Supplied material >>

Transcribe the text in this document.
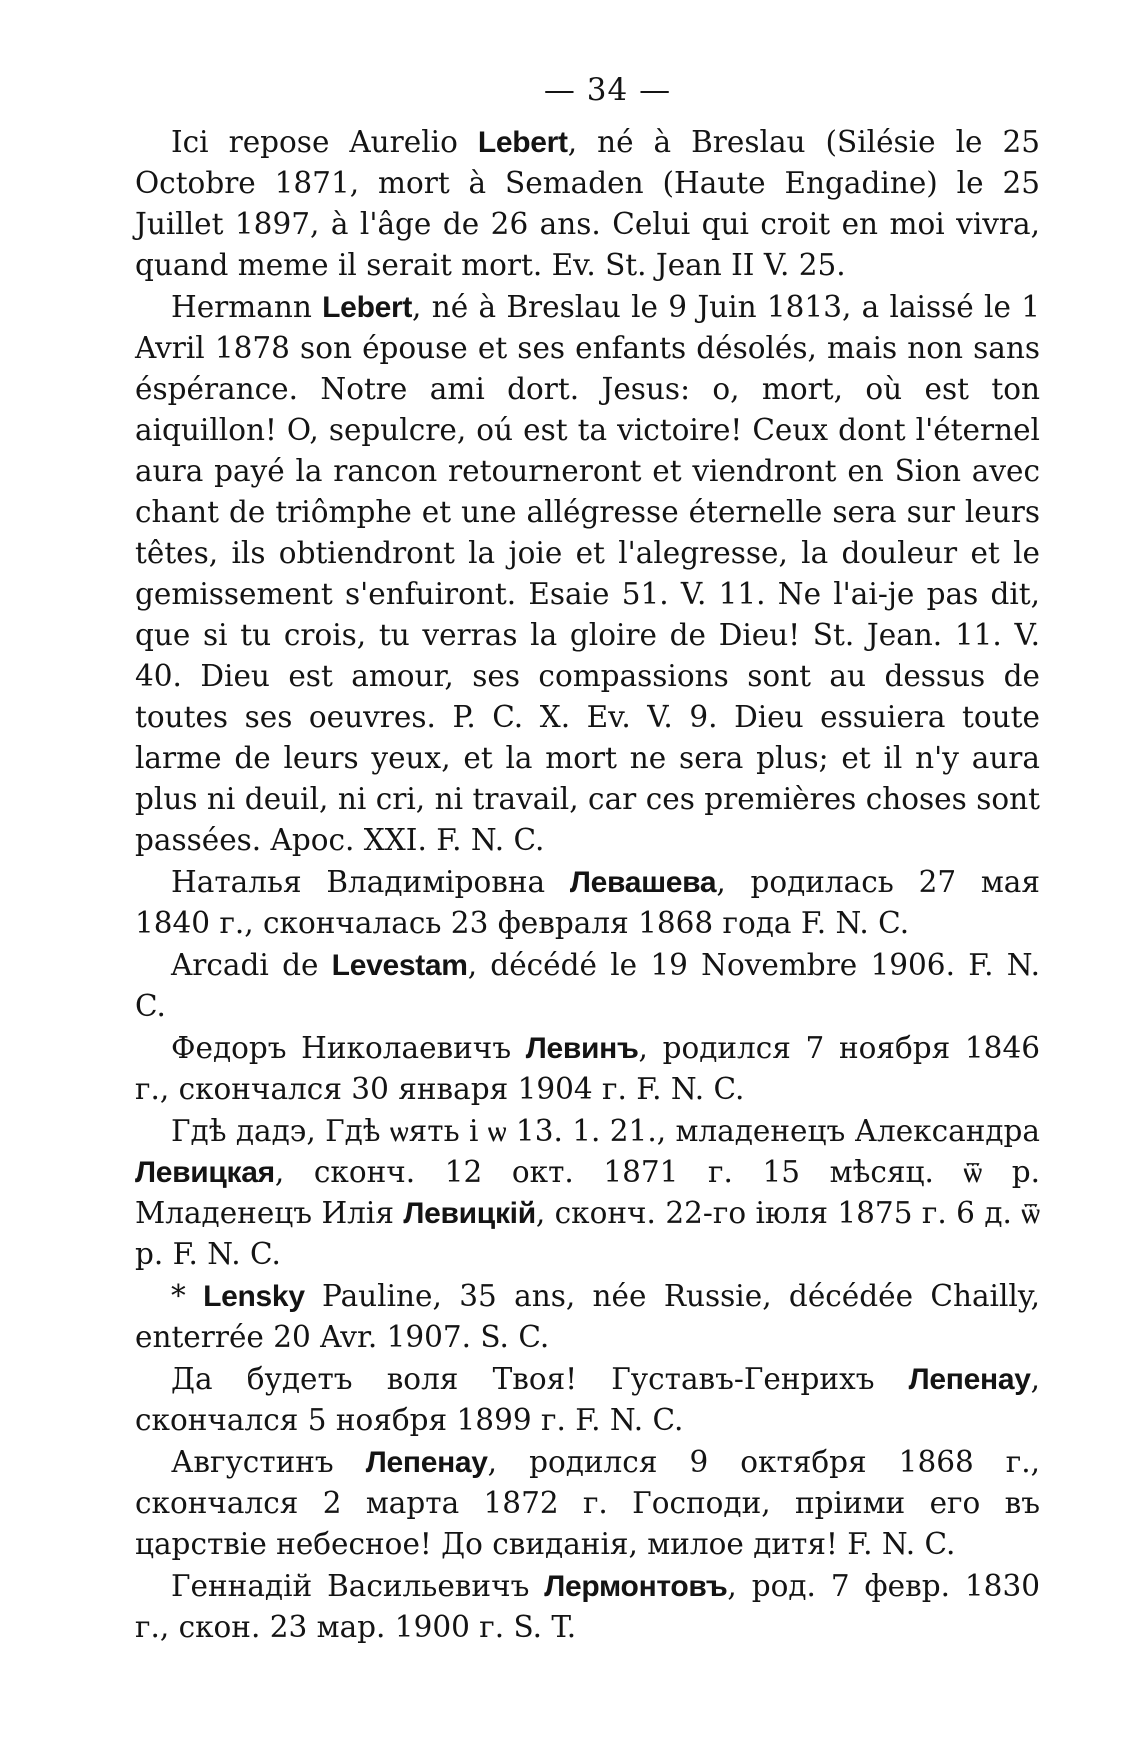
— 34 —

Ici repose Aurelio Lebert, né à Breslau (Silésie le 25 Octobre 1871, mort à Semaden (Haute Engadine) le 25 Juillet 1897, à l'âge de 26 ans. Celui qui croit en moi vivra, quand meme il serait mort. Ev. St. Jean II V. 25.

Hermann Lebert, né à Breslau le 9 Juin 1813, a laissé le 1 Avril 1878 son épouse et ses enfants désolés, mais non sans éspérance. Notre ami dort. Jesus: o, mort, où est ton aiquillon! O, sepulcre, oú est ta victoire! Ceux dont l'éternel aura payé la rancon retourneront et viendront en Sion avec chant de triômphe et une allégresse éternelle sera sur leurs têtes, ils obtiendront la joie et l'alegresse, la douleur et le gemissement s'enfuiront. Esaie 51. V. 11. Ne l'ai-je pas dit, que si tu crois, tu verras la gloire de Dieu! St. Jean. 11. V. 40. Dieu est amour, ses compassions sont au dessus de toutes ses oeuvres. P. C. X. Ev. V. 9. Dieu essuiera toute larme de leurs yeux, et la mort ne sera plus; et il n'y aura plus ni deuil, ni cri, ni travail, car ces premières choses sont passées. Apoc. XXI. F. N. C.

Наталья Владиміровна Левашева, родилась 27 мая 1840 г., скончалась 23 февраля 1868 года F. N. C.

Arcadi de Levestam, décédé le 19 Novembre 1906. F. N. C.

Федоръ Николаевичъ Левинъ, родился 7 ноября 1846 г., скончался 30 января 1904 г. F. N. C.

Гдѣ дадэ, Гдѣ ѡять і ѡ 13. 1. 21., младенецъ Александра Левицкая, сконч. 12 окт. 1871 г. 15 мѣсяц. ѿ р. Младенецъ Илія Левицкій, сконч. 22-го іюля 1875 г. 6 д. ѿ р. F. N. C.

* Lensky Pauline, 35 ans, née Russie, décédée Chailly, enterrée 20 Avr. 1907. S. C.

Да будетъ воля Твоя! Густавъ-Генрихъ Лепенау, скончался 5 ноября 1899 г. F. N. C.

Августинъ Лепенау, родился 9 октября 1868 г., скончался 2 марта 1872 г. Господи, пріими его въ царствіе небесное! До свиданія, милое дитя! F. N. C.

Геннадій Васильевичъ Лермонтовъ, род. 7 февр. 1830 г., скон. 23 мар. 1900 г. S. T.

...

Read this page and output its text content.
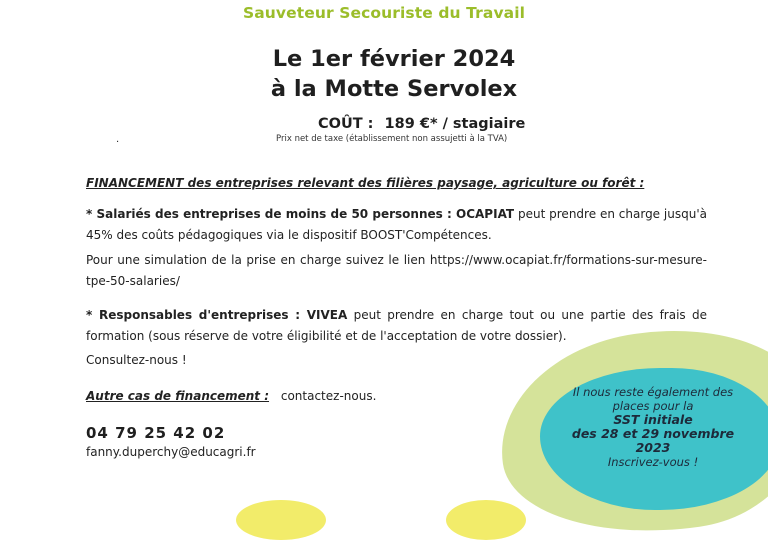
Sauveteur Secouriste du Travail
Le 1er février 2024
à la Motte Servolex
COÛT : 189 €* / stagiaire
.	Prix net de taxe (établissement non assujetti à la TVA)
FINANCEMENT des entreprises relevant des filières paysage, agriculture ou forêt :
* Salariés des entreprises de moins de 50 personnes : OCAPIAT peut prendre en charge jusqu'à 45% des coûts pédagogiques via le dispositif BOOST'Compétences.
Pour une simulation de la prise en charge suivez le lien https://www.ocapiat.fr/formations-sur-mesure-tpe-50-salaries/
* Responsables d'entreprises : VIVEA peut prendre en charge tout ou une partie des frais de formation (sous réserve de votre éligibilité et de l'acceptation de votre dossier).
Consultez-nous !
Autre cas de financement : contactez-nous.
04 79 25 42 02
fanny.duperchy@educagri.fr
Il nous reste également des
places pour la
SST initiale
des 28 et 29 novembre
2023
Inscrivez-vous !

Set task >> Copy each line of the listing that includes "ноября".

The response >>
Федоръ Николаевичъ Левинъ, родился 7 ноября 1846 г., скончался 30 января 1904 г. F. N. C.
Да будетъ воля Твоя! Густавъ-Генрихъ Лепенау, скончался 5 ноября 1899 г. F. N. C.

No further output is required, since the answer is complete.